Each line containing the word "Быстрая" needs to be copied.

Figure dataset records
begin

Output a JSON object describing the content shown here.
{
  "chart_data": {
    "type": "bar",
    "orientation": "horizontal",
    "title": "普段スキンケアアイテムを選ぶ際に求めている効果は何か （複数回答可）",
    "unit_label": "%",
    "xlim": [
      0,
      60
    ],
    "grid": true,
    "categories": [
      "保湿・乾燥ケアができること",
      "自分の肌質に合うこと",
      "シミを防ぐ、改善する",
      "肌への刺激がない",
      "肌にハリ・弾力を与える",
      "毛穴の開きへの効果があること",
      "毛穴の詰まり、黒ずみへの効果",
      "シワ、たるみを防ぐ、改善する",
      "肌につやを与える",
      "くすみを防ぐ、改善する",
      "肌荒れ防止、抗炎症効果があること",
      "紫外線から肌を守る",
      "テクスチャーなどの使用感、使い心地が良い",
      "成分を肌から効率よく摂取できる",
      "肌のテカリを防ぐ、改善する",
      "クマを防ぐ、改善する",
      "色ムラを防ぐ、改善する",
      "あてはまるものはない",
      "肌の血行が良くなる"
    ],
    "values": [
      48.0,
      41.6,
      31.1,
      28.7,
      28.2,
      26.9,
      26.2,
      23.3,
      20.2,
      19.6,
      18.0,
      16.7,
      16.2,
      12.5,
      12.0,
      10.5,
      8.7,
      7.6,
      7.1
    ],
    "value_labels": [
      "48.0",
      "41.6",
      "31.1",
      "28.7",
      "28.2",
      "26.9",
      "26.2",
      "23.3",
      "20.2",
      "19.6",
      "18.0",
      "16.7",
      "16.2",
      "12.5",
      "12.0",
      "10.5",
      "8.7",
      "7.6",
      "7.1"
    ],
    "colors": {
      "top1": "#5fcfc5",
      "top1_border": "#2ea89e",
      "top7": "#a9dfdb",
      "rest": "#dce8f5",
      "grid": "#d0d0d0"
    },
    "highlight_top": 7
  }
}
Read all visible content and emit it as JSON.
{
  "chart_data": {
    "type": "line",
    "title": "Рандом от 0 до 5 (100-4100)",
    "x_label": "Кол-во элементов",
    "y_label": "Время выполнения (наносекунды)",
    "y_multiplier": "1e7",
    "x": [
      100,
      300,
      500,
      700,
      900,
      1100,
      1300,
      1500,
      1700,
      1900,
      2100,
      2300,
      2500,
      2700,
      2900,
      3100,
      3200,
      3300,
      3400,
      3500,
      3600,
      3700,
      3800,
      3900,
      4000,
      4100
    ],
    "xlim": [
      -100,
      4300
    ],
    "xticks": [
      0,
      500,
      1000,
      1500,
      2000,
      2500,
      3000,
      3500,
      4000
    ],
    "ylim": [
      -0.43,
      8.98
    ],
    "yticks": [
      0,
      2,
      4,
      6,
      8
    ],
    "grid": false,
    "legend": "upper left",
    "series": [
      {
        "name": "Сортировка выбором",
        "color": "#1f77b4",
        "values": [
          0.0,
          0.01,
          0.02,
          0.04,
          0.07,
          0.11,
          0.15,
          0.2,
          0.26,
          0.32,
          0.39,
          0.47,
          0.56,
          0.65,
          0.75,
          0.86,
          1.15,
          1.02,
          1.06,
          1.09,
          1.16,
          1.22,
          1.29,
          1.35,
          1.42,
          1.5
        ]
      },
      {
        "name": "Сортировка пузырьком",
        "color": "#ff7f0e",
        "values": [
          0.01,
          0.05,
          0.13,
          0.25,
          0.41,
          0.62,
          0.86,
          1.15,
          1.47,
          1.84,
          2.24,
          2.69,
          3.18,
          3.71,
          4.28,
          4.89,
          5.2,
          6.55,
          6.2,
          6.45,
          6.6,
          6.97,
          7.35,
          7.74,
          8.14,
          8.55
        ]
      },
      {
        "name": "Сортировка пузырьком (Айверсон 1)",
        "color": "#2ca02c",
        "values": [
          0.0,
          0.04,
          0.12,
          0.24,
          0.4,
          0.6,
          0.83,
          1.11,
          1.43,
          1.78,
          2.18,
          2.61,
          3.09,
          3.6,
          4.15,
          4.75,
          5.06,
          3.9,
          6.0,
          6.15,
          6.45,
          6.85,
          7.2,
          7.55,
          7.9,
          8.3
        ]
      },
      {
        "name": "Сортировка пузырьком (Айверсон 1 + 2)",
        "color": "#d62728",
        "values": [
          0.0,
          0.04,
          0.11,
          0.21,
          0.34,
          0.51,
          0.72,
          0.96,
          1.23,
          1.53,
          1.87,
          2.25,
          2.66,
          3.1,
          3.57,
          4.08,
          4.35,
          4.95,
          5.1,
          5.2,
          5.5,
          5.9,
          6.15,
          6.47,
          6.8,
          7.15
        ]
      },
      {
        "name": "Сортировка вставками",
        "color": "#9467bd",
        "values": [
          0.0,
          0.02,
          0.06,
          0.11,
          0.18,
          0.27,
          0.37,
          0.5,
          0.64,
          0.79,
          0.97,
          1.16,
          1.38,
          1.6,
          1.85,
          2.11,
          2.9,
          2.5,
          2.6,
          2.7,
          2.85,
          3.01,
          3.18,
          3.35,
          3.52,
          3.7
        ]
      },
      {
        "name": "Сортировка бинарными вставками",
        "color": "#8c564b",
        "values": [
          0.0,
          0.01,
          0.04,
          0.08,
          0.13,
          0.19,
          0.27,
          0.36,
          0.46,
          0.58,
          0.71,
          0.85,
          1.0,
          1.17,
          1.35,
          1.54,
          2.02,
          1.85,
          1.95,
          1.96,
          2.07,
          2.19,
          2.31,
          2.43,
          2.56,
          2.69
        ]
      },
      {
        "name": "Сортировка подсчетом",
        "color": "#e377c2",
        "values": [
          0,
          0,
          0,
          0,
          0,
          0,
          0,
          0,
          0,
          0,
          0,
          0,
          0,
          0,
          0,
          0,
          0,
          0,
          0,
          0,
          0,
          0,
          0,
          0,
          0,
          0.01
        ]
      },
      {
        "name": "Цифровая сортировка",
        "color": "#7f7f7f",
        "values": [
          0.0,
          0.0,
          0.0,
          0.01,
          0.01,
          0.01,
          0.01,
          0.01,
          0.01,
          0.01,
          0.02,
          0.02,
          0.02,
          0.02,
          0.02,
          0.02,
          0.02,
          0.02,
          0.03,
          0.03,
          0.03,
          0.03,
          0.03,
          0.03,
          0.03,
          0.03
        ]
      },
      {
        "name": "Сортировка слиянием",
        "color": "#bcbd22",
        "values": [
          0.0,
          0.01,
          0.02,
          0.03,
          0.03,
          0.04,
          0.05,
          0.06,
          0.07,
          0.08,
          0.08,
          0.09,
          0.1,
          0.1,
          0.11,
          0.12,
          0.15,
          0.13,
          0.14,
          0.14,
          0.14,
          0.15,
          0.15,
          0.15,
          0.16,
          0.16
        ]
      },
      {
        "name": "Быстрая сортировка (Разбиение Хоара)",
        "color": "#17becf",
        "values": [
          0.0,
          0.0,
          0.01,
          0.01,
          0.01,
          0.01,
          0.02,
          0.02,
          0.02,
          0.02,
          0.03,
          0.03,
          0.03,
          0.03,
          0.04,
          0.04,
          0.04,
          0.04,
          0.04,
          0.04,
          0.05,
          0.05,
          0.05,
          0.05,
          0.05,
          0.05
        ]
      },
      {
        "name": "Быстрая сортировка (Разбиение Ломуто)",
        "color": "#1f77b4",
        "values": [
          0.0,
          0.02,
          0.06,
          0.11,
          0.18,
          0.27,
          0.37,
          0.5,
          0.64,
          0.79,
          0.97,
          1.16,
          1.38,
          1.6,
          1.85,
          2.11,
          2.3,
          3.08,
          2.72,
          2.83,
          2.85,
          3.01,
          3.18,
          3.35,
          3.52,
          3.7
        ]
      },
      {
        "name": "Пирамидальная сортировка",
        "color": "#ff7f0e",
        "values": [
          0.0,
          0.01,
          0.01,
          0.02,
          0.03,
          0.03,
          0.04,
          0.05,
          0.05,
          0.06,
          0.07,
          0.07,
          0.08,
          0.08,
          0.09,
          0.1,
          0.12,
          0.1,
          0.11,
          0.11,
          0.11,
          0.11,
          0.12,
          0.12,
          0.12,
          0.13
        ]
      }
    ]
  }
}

end

● **Task output**:
        "name": "Быстрая сортировка (Разбиение Хоара)",
        "name": "Быстрая сортировка (Разбиение Ломуто)",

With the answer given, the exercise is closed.